→ Exercise goal
Write out the whole listing again, exactly as given.

→ Input records
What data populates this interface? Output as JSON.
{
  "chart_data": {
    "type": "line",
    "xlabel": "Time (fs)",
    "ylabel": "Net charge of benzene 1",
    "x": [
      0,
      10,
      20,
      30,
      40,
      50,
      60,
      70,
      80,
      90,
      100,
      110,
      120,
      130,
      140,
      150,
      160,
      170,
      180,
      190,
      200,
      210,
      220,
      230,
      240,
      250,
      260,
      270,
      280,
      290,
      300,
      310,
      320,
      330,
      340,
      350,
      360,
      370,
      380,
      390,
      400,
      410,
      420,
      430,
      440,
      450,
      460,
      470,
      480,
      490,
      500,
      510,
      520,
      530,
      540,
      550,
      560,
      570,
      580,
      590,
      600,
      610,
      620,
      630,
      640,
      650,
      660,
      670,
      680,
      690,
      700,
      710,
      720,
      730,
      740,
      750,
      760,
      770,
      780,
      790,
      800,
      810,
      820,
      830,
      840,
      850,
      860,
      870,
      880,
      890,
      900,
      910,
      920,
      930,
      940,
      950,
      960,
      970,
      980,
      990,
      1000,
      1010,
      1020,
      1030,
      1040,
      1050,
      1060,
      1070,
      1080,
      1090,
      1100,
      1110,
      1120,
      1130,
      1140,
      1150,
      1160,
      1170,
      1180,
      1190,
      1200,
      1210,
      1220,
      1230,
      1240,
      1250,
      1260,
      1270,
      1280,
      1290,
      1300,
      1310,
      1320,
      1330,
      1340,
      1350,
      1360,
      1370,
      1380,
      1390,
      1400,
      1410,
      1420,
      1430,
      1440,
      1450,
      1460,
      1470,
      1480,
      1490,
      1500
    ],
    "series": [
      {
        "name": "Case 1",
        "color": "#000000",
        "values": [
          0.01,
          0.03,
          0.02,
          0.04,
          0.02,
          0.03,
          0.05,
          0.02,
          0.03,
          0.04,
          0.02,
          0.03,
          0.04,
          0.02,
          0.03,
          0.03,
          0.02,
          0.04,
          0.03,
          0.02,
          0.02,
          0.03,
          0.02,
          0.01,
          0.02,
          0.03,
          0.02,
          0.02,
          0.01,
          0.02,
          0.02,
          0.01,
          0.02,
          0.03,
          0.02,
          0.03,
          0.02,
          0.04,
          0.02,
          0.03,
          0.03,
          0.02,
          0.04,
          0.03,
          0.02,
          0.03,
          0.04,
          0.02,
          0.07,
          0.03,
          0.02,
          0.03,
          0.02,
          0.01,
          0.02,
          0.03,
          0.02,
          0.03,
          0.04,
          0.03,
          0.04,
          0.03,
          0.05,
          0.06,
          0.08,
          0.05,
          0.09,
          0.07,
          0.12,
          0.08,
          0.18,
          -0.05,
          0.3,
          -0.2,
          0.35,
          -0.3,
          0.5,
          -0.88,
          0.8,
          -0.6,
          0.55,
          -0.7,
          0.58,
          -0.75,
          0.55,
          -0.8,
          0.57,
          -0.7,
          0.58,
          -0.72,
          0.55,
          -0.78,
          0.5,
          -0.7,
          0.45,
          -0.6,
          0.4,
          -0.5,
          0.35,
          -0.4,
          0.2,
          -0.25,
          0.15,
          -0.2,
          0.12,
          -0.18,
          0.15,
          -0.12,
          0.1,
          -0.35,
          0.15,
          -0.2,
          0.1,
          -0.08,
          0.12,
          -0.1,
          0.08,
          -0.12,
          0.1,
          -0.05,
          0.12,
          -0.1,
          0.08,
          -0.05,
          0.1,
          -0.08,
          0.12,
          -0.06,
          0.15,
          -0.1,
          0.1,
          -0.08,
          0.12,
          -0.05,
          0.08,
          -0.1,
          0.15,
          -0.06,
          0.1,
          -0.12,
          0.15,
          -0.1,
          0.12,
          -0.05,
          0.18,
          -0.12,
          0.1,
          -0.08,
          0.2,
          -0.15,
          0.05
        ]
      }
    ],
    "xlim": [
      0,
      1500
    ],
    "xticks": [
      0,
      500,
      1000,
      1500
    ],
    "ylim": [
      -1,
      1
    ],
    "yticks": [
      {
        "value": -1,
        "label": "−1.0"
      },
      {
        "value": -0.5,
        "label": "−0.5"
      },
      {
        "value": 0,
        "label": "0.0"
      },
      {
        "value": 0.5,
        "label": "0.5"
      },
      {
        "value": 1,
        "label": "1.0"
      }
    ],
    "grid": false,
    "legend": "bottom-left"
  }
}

→ Exercise result
What data populates this interface? Output as JSON.
{
  "chart_data": {
    "type": "line",
    "xlabel": "Time (fs)",
    "ylabel": "Net charge of benzene 1",
    "x": [
      0,
      10,
      20,
      30,
      40,
      50,
      60,
      70,
      80,
      90,
      100,
      110,
      120,
      130,
      140,
      150,
      160,
      170,
      180,
      190,
      200,
      210,
      220,
      230,
      240,
      250,
      260,
      270,
      280,
      290,
      300,
      310,
      320,
      330,
      340,
      350,
      360,
      370,
      380,
      390,
      400,
      410,
      420,
      430,
      440,
      450,
      460,
      470,
      480,
      490,
      500,
      510,
      520,
      530,
      540,
      550,
      560,
      570,
      580,
      590,
      600,
      610,
      620,
      630,
      640,
      650,
      660,
      670,
      680,
      690,
      700,
      710,
      720,
      730,
      740,
      750,
      760,
      770,
      780,
      790,
      800,
      810,
      820,
      830,
      840,
      850,
      860,
      870,
      880,
      890,
      900,
      910,
      920,
      930,
      940,
      950,
      960,
      970,
      980,
      990,
      1000,
      1010,
      1020,
      1030,
      1040,
      1050,
      1060,
      1070,
      1080,
      1090,
      1100,
      1110,
      1120,
      1130,
      1140,
      1150,
      1160,
      1170,
      1180,
      1190,
      1200,
      1210,
      1220,
      1230,
      1240,
      1250,
      1260,
      1270,
      1280,
      1290,
      1300,
      1310,
      1320,
      1330,
      1340,
      1350,
      1360,
      1370,
      1380,
      1390,
      1400,
      1410,
      1420,
      1430,
      1440,
      1450,
      1460,
      1470,
      1480,
      1490,
      1500
    ],
    "series": [
      {
        "name": "Case 1",
        "color": "#000000",
        "values": [
          0.01,
          0.03,
          0.02,
          0.04,
          0.02,
          0.03,
          0.05,
          0.02,
          0.03,
          0.04,
          0.02,
          0.03,
          0.04,
          0.02,
          0.03,
          0.03,
          0.02,
          0.04,
          0.03,
          0.02,
          0.02,
          0.03,
          0.02,
          0.01,
          0.02,
          0.03,
          0.02,
          0.02,
          0.01,
          0.02,
          0.02,
          0.01,
          0.02,
          0.03,
          0.02,
          0.03,
          0.02,
          0.04,
          0.02,
          0.03,
          0.03,
          0.02,
          0.04,
          0.03,
          0.02,
          0.03,
          0.04,
          0.02,
          0.07,
          0.03,
          0.02,
          0.03,
          0.02,
          0.01,
          0.02,
          0.03,
          0.02,
          0.03,
          0.04,
          0.03,
          0.04,
          0.03,
          0.05,
          0.06,
          0.08,
          0.05,
          0.09,
          0.07,
          0.12,
          0.08,
          0.18,
          -0.05,
          0.3,
          -0.2,
          0.35,
          -0.3,
          0.5,
          -0.88,
          0.8,
          -0.6,
          0.55,
          -0.7,
          0.58,
          -0.75,
          0.55,
          -0.8,
          0.57,
          -0.7,
          0.58,
          -0.72,
          0.55,
          -0.78,
          0.5,
          -0.7,
          0.45,
          -0.6,
          0.4,
          -0.5,
          0.35,
          -0.4,
          0.2,
          -0.25,
          0.15,
          -0.2,
          0.12,
          -0.18,
          0.15,
          -0.12,
          0.1,
          -0.35,
          0.15,
          -0.2,
          0.1,
          -0.08,
          0.12,
          -0.1,
          0.08,
          -0.12,
          0.1,
          -0.05,
          0.12,
          -0.1,
          0.08,
          -0.05,
          0.1,
          -0.08,
          0.12,
          -0.06,
          0.15,
          -0.1,
          0.1,
          -0.08,
          0.12,
          -0.05,
          0.08,
          -0.1,
          0.15,
          -0.06,
          0.1,
          -0.12,
          0.15,
          -0.1,
          0.12,
          -0.05,
          0.18,
          -0.12,
          0.1,
          -0.08,
          0.2,
          -0.15,
          0.05
        ]
      }
    ],
    "xlim": [
      0,
      1500
    ],
    "xticks": [
      0,
      500,
      1000,
      1500
    ],
    "ylim": [
      -1,
      1
    ],
    "yticks": [
      {
        "value": -1,
        "label": "−1.0"
      },
      {
        "value": -0.5,
        "label": "−0.5"
      },
      {
        "value": 0,
        "label": "0.0"
      },
      {
        "value": 0.5,
        "label": "0.5"
      },
      {
        "value": 1,
        "label": "1.0"
      }
    ],
    "grid": false,
    "legend": "bottom-left"
  }
}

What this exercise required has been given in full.